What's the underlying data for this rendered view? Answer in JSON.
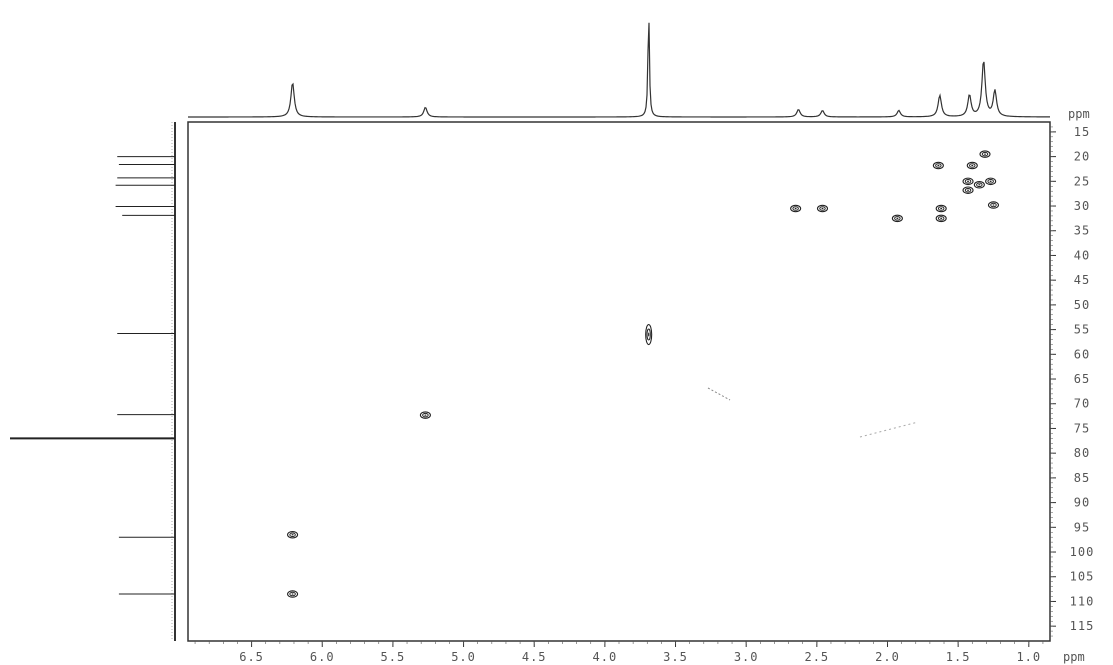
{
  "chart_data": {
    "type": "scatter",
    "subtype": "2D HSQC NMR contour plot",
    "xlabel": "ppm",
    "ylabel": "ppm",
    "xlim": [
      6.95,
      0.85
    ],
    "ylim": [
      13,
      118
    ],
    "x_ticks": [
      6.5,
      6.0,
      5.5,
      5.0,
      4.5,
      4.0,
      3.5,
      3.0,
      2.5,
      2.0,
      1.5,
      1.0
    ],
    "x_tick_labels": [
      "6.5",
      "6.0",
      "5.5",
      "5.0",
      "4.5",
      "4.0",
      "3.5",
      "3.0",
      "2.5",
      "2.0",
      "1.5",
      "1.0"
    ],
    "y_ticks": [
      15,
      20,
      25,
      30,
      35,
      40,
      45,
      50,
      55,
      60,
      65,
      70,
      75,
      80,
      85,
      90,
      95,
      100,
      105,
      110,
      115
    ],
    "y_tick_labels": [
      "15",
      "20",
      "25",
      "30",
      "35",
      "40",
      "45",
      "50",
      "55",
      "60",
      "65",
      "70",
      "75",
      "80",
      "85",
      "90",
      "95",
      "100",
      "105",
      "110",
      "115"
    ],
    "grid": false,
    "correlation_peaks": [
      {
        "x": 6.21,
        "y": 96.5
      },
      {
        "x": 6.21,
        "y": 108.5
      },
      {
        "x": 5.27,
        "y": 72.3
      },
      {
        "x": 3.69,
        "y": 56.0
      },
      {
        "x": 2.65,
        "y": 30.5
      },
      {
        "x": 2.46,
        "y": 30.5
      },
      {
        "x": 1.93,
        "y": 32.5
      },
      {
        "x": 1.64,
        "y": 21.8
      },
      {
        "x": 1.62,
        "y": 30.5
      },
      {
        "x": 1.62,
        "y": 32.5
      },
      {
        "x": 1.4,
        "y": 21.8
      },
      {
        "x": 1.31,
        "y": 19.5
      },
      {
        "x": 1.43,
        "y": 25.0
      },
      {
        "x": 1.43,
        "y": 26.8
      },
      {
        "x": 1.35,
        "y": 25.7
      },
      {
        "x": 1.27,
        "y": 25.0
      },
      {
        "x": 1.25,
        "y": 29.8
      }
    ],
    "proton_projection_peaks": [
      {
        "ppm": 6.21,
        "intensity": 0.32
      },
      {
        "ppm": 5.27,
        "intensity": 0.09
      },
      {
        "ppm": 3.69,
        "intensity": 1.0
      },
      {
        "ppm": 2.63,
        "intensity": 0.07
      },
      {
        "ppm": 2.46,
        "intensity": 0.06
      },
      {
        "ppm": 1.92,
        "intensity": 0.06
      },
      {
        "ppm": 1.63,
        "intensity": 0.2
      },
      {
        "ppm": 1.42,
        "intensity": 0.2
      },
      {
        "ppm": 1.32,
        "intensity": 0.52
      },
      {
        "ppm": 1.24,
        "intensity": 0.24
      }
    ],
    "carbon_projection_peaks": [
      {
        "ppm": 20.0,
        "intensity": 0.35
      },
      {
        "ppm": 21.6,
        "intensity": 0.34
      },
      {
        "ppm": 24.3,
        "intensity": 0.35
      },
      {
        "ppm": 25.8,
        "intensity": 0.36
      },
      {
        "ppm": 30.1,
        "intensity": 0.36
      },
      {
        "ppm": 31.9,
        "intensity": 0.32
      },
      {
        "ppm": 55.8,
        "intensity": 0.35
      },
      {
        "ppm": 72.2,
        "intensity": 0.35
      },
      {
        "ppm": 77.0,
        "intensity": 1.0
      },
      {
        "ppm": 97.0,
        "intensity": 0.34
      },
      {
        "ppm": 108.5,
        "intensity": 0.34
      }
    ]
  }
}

##########

Instruction
Every record must be copied exactly, with the pictures left out.

Output of the task
What's the underlying data for this rendered view? Answer in JSON.
{
  "chart_data": {
    "type": "scatter",
    "subtype": "2D HSQC NMR contour plot",
    "xlabel": "ppm",
    "ylabel": "ppm",
    "xlim": [
      6.95,
      0.85
    ],
    "ylim": [
      13,
      118
    ],
    "x_ticks": [
      6.5,
      6.0,
      5.5,
      5.0,
      4.5,
      4.0,
      3.5,
      3.0,
      2.5,
      2.0,
      1.5,
      1.0
    ],
    "x_tick_labels": [
      "6.5",
      "6.0",
      "5.5",
      "5.0",
      "4.5",
      "4.0",
      "3.5",
      "3.0",
      "2.5",
      "2.0",
      "1.5",
      "1.0"
    ],
    "y_ticks": [
      15,
      20,
      25,
      30,
      35,
      40,
      45,
      50,
      55,
      60,
      65,
      70,
      75,
      80,
      85,
      90,
      95,
      100,
      105,
      110,
      115
    ],
    "y_tick_labels": [
      "15",
      "20",
      "25",
      "30",
      "35",
      "40",
      "45",
      "50",
      "55",
      "60",
      "65",
      "70",
      "75",
      "80",
      "85",
      "90",
      "95",
      "100",
      "105",
      "110",
      "115"
    ],
    "grid": false,
    "correlation_peaks": [
      {
        "x": 6.21,
        "y": 96.5
      },
      {
        "x": 6.21,
        "y": 108.5
      },
      {
        "x": 5.27,
        "y": 72.3
      },
      {
        "x": 3.69,
        "y": 56.0
      },
      {
        "x": 2.65,
        "y": 30.5
      },
      {
        "x": 2.46,
        "y": 30.5
      },
      {
        "x": 1.93,
        "y": 32.5
      },
      {
        "x": 1.64,
        "y": 21.8
      },
      {
        "x": 1.62,
        "y": 30.5
      },
      {
        "x": 1.62,
        "y": 32.5
      },
      {
        "x": 1.4,
        "y": 21.8
      },
      {
        "x": 1.31,
        "y": 19.5
      },
      {
        "x": 1.43,
        "y": 25.0
      },
      {
        "x": 1.43,
        "y": 26.8
      },
      {
        "x": 1.35,
        "y": 25.7
      },
      {
        "x": 1.27,
        "y": 25.0
      },
      {
        "x": 1.25,
        "y": 29.8
      }
    ],
    "proton_projection_peaks": [
      {
        "ppm": 6.21,
        "intensity": 0.32
      },
      {
        "ppm": 5.27,
        "intensity": 0.09
      },
      {
        "ppm": 3.69,
        "intensity": 1.0
      },
      {
        "ppm": 2.63,
        "intensity": 0.07
      },
      {
        "ppm": 2.46,
        "intensity": 0.06
      },
      {
        "ppm": 1.92,
        "intensity": 0.06
      },
      {
        "ppm": 1.63,
        "intensity": 0.2
      },
      {
        "ppm": 1.42,
        "intensity": 0.2
      },
      {
        "ppm": 1.32,
        "intensity": 0.52
      },
      {
        "ppm": 1.24,
        "intensity": 0.24
      }
    ],
    "carbon_projection_peaks": [
      {
        "ppm": 20.0,
        "intensity": 0.35
      },
      {
        "ppm": 21.6,
        "intensity": 0.34
      },
      {
        "ppm": 24.3,
        "intensity": 0.35
      },
      {
        "ppm": 25.8,
        "intensity": 0.36
      },
      {
        "ppm": 30.1,
        "intensity": 0.36
      },
      {
        "ppm": 31.9,
        "intensity": 0.32
      },
      {
        "ppm": 55.8,
        "intensity": 0.35
      },
      {
        "ppm": 72.2,
        "intensity": 0.35
      },
      {
        "ppm": 77.0,
        "intensity": 1.0
      },
      {
        "ppm": 97.0,
        "intensity": 0.34
      },
      {
        "ppm": 108.5,
        "intensity": 0.34
      }
    ]
  }
}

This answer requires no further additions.